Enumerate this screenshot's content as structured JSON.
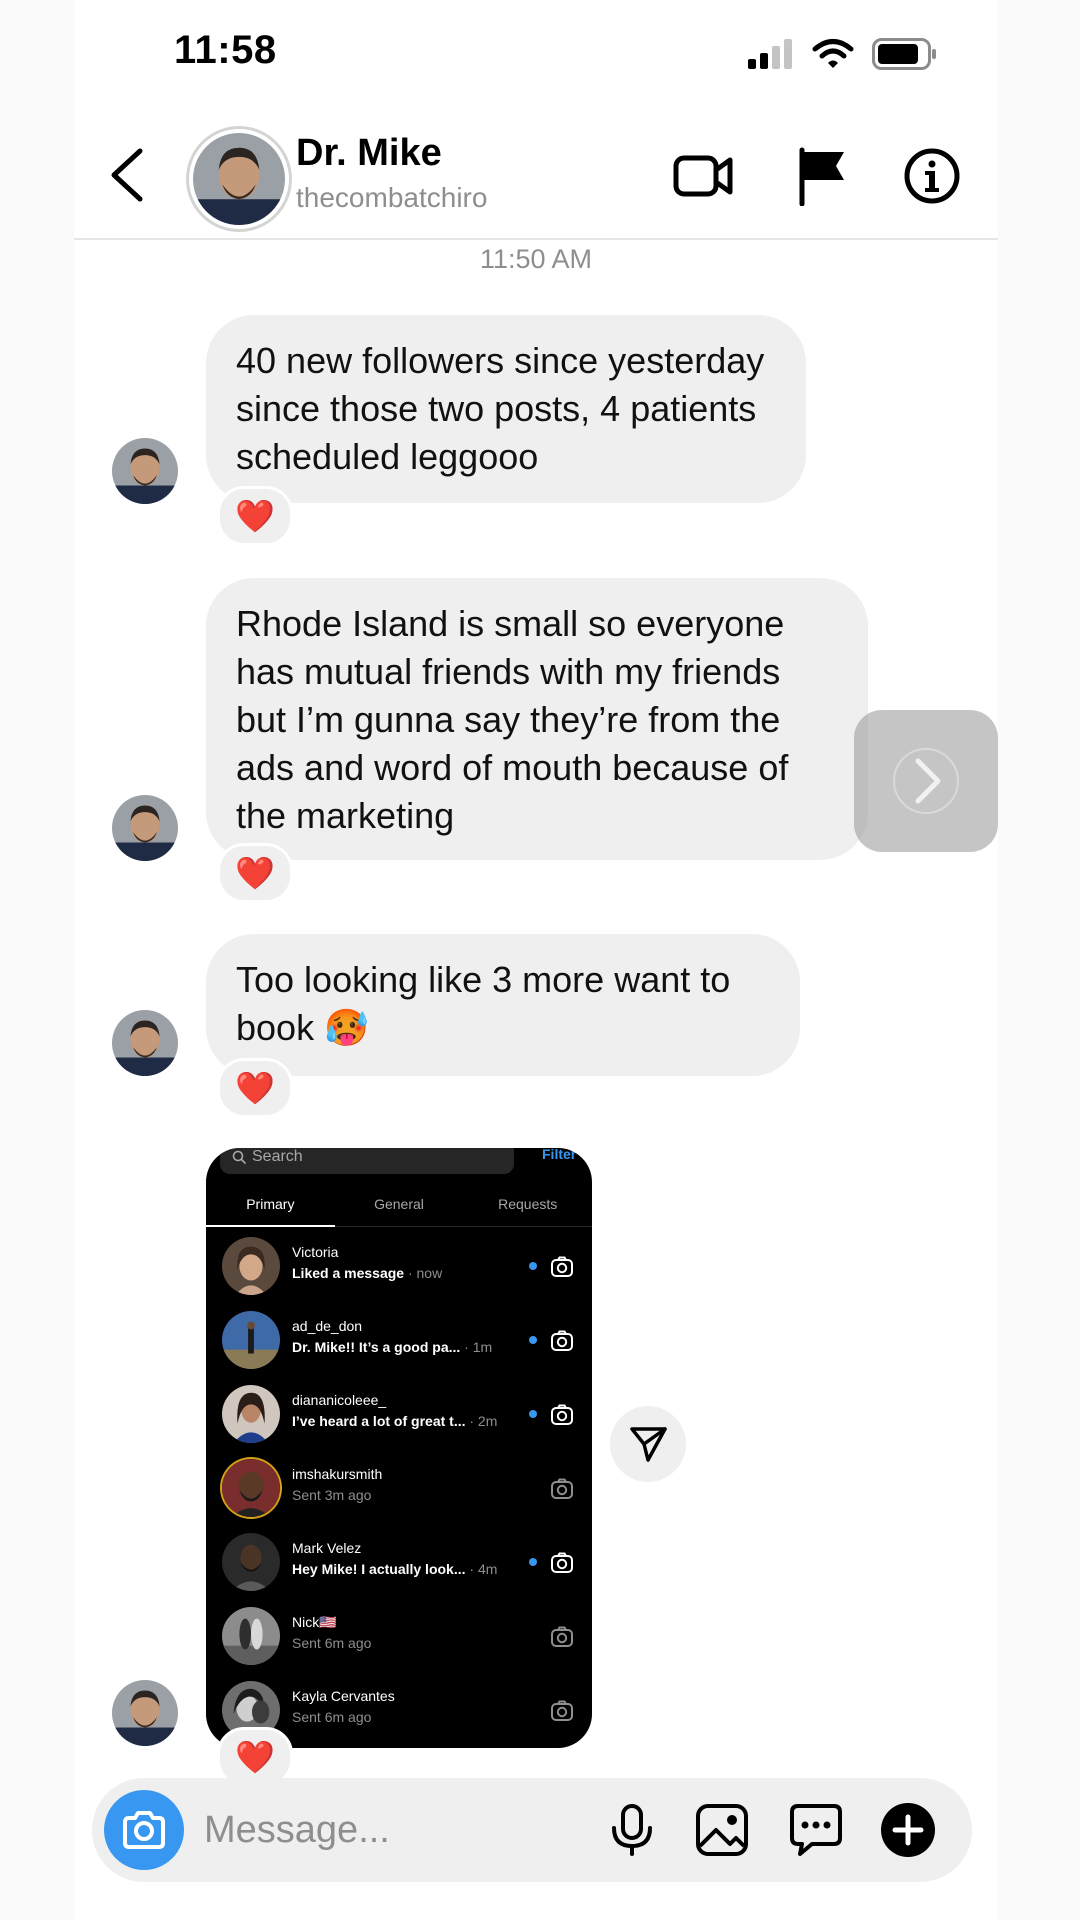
{
  "status_bar": {
    "time": "11:58"
  },
  "header": {
    "name": "Dr. Mike",
    "handle": "thecombatchiro"
  },
  "thread": {
    "timestamp": "11:50 AM",
    "messages": [
      {
        "text": "40 new followers since yesterday since those two posts, 4 patients scheduled leggooo",
        "reaction": "❤️"
      },
      {
        "text": "Rhode Island is small so everyone has mutual friends with my friends but I’m gunna say they’re from the ads and word of mouth because of the marketing",
        "reaction": "❤️"
      },
      {
        "text": "Too looking like 3 more want to book 🥵",
        "reaction": "❤️"
      }
    ],
    "shared_screenshot": {
      "search_placeholder": "Search",
      "filter_label": "Filter",
      "tabs": [
        "Primary",
        "General",
        "Requests"
      ],
      "rows": [
        {
          "name": "Victoria",
          "preview": "Liked a message",
          "time": "· now"
        },
        {
          "name": "ad_de_don",
          "preview": "Dr. Mike!! It’s a good pa...",
          "time": "· 1m"
        },
        {
          "name": "diananicoleee_",
          "preview": "I’ve heard a lot of great t...",
          "time": "· 2m"
        },
        {
          "name": "imshakursmith",
          "preview": "Sent 3m ago",
          "time": ""
        },
        {
          "name": "Mark Velez",
          "preview": "Hey Mike! I actually look...",
          "time": "· 4m"
        },
        {
          "name": "Nick🇺🇸",
          "preview": "Sent 6m ago",
          "time": ""
        },
        {
          "name": "Kayla Cervantes",
          "preview": "Sent 6m ago",
          "time": ""
        }
      ],
      "reaction": "❤️"
    }
  },
  "composer": {
    "placeholder": "Message..."
  },
  "colors": {
    "accent_blue": "#3897f0",
    "bubble_gray": "#efefef",
    "muted_text": "#8e8e8e"
  },
  "icons": [
    "back-chevron-icon",
    "video-camera-icon",
    "flag-icon",
    "info-icon",
    "forward-chevron-icon",
    "share-send-icon",
    "camera-icon",
    "microphone-icon",
    "gallery-icon",
    "sticker-icon",
    "plus-icon"
  ]
}
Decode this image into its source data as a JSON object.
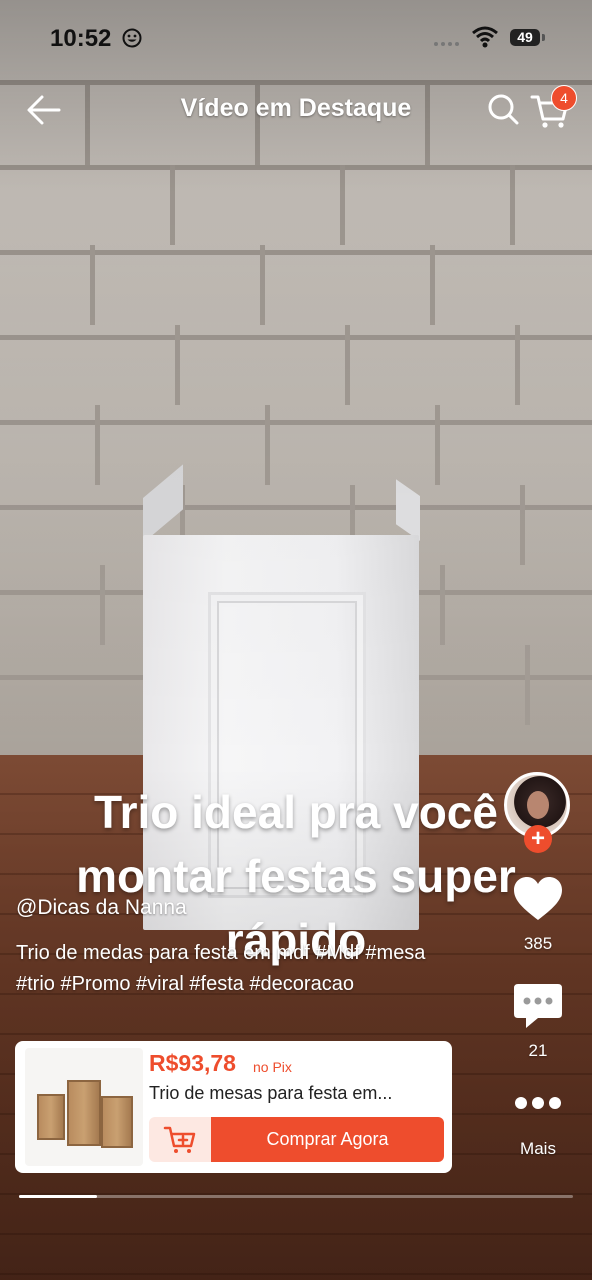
{
  "status_bar": {
    "time": "10:52",
    "battery": "49"
  },
  "header": {
    "title": "Vídeo em Destaque",
    "cart_count": "4"
  },
  "video": {
    "caption": "Trio ideal pra você montar festas super rápido",
    "author": "@Dicas da Nanna",
    "description": "Trio de medas para festa em mdf #Mdf #mesa #trio #Promo #viral #festa #decoracao",
    "progress": 0.14
  },
  "actions": {
    "likes": "385",
    "comments": "21",
    "more_label": "Mais"
  },
  "product": {
    "price": "R$93,78",
    "price_suffix": "no Pix",
    "name": "Trio de mesas para festa em...",
    "buy_label": "Comprar Agora"
  },
  "colors": {
    "accent": "#ee4d2d"
  }
}
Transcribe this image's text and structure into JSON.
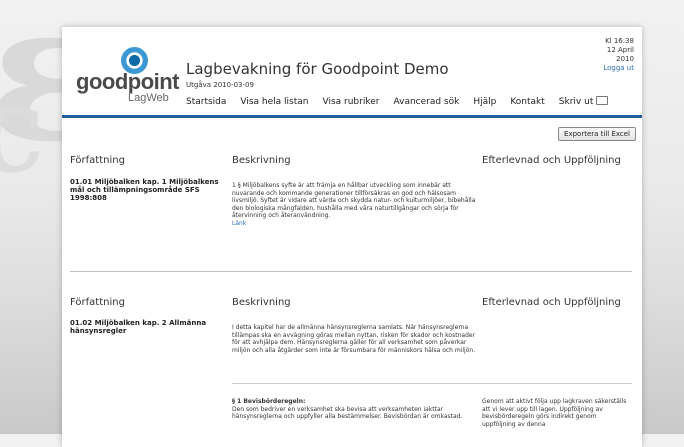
{
  "brand": {
    "logo_word": "goodpoint",
    "logo_sub": "LagWeb"
  },
  "header": {
    "title": "Lagbevakning för Goodpoint Demo",
    "edition": "Utgåva 2010-03-09",
    "time": "Kl 16:38",
    "date_line1": "12 April",
    "date_line2": "2010",
    "logout": "Logga ut"
  },
  "nav": {
    "items": [
      "Startsida",
      "Visa hela listan",
      "Visa rubriker",
      "Avancerad sök",
      "Hjälp",
      "Kontakt",
      "Skriv ut"
    ]
  },
  "export_label": "Exportera till Excel",
  "columns": {
    "law": "Författning",
    "desc": "Beskrivning",
    "follow": "Efterlevnad och Uppföljning"
  },
  "entries": [
    {
      "law": "01.01 Miljöbalken kap. 1 Miljöbalkens mål och tillämpningsområde SFS 1998:808",
      "desc": "1 § Miljöbalkens syfte är att främja en hållbar utveckling som innebär att nuvarande och kommande generationer tillförsäkras en god och hälsosam livsmiljö. Syftet är vidare att värda och skydda natur- och kulturmiljöer, bibehålla den biologiska mångfalden, hushålla med våra naturtillgångar och sörja för återvinning och återanvändning.",
      "link": "Länk"
    },
    {
      "law": "01.02 Miljöbalken kap. 2 Allmänna hänsynsregler",
      "desc": "I detta kapitel har de allmänna hänsynsreglerna samlats. När hänsynsreglerna tillämpas ska en avvägning göras mellan nyttan, risken för skador och kostnader för att avhjälpa dem. Hänsynsreglerna gäller för all verksamhet som påverkar miljön och alla åtgärder som inte är försumbara för människors hälsa och miljön.",
      "sub_title": "§ 1 Bevisbörderegeln:",
      "sub_text": "Den som bedriver en verksamhet ska bevisa att verksamheten iakttar hänsynsreglerna och uppfyller alla bestämmelser. Bevisbördan är omkastad.",
      "follow": "Genom att aktivt följa upp lagkraven säkerställs att vi lever upp till lagen. Uppföljning av bevisbörderegeln görs indirekt genom uppföljning av denna"
    }
  ]
}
- - - -
#### TASK
Which lines of the data above contain the string "chevron"? Copy each of them.

#### REPLY
    "back-chevron-icon",
    "forward-chevron-icon",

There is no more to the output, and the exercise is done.